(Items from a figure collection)
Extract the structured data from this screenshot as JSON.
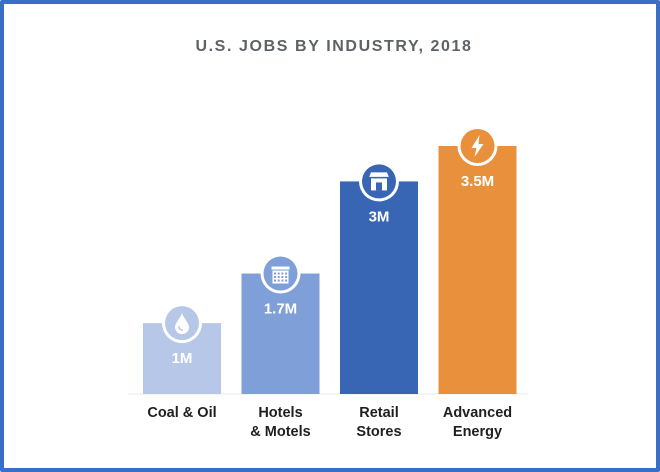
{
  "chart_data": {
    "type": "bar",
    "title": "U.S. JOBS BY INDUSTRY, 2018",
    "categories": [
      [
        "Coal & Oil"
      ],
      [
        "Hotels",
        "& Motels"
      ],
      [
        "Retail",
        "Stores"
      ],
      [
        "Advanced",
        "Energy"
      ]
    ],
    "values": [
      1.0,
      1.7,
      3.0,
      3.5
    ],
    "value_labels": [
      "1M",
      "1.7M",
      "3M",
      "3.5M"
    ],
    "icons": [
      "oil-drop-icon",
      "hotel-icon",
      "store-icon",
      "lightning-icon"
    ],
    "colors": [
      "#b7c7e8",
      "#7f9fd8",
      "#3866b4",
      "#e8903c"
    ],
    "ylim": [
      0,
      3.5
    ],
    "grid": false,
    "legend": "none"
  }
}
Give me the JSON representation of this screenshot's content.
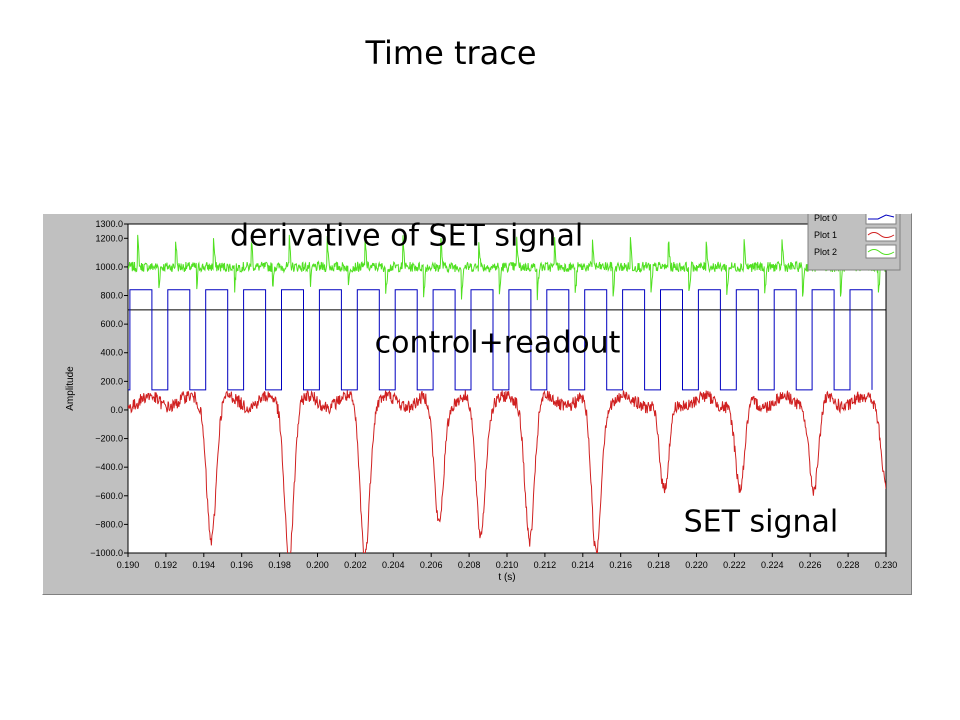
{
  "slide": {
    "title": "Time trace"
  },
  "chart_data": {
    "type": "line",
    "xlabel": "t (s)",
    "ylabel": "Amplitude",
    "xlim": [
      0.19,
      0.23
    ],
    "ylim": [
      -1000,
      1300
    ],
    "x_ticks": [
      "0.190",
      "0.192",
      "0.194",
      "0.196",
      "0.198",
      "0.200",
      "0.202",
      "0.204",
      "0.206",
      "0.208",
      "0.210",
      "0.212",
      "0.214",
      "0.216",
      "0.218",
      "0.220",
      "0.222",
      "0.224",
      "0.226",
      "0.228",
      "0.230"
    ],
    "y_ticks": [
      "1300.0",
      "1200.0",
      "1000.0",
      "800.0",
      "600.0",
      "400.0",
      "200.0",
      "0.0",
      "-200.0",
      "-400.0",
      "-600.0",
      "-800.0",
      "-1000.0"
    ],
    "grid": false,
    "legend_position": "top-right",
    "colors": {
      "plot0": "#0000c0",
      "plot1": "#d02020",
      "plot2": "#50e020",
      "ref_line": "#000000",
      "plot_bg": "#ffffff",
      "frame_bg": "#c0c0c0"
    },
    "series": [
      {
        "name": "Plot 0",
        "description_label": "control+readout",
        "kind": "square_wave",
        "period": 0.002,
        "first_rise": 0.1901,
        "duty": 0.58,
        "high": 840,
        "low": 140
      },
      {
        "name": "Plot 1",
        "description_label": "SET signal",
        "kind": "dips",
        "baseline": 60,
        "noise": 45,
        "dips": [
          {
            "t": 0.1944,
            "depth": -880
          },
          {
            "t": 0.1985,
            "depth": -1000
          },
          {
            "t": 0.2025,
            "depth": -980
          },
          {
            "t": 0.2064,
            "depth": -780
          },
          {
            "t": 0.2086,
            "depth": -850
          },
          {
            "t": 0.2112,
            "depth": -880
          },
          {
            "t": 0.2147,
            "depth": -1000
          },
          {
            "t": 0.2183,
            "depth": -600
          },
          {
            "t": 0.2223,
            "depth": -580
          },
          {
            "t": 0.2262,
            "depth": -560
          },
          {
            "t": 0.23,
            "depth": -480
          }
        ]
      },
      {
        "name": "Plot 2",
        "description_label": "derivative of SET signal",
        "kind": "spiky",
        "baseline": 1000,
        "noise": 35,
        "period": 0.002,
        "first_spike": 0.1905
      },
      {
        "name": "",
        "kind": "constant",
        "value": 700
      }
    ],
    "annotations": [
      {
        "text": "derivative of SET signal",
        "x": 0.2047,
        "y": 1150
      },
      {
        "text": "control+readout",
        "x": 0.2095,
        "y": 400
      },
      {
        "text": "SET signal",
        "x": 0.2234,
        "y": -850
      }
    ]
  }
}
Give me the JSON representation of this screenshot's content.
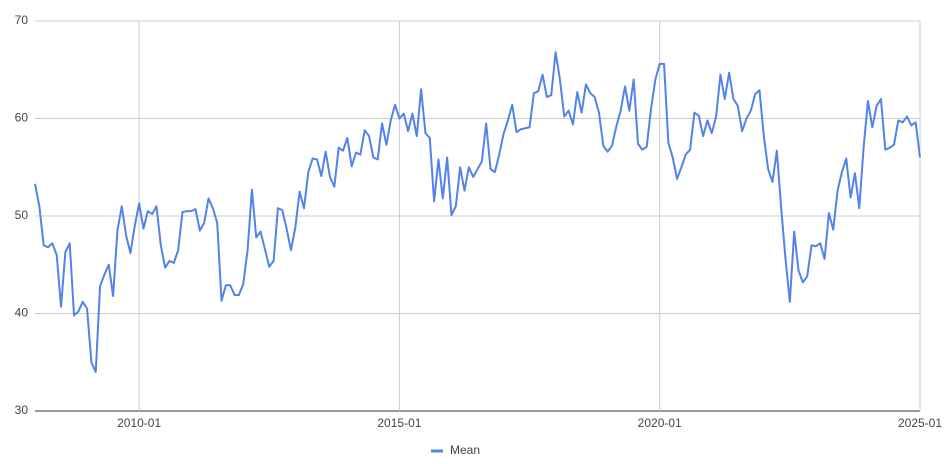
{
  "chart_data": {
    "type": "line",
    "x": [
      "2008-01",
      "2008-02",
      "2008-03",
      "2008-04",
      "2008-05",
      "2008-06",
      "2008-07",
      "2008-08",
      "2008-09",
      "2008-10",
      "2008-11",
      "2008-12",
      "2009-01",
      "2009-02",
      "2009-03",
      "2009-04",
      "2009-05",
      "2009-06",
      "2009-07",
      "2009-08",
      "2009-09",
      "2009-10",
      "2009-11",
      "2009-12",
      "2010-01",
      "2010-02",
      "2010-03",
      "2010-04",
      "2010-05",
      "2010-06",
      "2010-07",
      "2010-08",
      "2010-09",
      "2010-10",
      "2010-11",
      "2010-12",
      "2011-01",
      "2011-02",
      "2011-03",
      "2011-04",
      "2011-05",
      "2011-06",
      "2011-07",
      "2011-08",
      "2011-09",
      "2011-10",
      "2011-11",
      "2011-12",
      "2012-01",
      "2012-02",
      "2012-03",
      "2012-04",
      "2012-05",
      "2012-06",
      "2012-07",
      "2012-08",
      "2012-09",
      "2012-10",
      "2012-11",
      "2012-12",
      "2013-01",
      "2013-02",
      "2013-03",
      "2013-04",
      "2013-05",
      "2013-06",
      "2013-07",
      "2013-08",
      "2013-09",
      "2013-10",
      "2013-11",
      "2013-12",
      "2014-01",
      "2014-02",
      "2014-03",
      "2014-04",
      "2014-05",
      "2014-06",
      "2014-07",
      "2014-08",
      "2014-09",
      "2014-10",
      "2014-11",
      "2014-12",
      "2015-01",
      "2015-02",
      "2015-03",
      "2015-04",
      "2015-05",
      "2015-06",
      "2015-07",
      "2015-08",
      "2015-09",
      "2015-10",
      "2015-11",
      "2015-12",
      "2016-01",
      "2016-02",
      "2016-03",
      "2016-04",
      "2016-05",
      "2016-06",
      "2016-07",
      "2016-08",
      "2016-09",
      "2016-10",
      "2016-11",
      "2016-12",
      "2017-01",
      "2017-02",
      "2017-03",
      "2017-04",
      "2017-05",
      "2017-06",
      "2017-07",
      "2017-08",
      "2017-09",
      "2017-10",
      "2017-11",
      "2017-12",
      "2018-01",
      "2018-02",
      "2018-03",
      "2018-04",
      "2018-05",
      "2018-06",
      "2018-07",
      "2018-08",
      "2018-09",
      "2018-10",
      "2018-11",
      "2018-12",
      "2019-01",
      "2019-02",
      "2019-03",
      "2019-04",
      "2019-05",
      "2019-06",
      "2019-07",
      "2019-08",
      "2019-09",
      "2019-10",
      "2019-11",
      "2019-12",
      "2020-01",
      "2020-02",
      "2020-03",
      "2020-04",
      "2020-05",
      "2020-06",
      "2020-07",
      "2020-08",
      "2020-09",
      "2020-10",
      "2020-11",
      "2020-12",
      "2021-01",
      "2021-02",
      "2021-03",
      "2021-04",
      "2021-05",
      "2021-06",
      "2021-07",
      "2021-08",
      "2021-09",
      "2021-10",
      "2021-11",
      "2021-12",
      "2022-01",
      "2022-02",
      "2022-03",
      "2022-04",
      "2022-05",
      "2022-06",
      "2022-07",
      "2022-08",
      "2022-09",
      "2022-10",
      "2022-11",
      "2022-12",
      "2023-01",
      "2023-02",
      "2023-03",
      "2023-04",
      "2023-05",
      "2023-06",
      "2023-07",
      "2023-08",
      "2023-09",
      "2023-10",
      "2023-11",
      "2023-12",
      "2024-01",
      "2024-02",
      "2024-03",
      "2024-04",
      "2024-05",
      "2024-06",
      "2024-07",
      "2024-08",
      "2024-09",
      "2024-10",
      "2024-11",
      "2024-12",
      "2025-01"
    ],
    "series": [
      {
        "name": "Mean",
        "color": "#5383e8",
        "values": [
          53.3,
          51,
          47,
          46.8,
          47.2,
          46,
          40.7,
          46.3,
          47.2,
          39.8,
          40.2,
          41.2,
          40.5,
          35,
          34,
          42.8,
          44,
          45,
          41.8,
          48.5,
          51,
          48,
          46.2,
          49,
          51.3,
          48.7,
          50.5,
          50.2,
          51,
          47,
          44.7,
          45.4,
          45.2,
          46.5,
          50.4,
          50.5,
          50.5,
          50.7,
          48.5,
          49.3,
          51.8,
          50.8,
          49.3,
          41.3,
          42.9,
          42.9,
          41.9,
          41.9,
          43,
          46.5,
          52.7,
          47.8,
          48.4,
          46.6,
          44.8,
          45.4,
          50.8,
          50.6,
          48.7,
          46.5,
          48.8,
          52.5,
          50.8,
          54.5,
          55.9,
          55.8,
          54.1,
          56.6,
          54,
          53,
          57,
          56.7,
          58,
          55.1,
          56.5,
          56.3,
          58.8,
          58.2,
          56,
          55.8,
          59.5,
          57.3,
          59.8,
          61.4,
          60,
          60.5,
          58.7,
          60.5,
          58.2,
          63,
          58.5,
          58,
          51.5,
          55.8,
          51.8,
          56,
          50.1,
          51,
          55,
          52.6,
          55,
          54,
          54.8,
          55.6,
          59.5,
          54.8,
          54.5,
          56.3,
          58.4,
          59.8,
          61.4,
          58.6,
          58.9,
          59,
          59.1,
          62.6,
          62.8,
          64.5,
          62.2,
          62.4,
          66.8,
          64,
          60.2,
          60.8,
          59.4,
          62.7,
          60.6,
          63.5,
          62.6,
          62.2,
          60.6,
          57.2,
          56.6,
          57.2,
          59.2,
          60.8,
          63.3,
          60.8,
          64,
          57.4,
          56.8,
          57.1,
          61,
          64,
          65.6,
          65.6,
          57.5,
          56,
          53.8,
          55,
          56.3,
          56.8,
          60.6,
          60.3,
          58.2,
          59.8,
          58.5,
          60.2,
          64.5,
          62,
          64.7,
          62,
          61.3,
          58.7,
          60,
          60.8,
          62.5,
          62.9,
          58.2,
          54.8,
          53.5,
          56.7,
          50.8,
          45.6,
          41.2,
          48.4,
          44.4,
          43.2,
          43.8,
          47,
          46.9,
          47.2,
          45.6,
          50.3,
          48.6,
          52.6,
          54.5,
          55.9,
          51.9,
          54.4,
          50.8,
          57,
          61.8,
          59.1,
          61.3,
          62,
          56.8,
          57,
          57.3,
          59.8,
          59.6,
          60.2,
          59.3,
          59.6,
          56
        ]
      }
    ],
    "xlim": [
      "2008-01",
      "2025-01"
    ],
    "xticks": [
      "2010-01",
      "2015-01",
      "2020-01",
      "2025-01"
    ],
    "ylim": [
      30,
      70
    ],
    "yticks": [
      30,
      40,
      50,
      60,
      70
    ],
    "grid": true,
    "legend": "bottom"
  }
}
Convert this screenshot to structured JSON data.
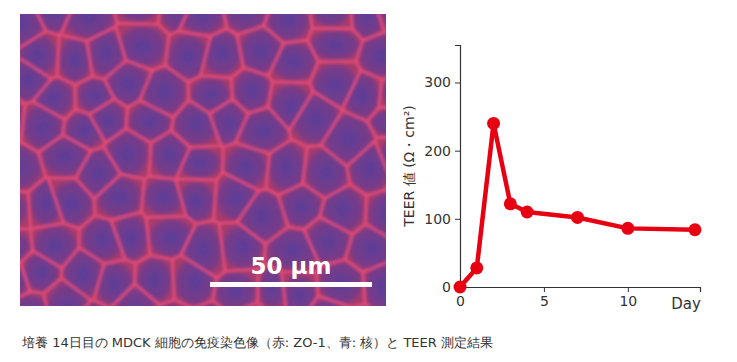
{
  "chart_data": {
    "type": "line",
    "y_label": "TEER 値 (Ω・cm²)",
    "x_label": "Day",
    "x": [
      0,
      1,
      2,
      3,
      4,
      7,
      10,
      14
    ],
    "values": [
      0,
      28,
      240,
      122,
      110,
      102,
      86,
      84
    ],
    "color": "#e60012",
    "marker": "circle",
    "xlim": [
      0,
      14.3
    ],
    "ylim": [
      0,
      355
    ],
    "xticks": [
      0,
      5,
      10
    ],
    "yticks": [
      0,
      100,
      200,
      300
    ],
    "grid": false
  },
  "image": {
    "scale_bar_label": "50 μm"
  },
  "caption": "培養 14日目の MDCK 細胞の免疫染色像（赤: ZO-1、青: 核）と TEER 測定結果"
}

* _TASK REQUIREMENTS_
Select and copy every line of the material that holds the string "grid".

* _RIGHT ANSWER_
    "grid": false,
    "grid": false,
    "grid": true,
    "grid": false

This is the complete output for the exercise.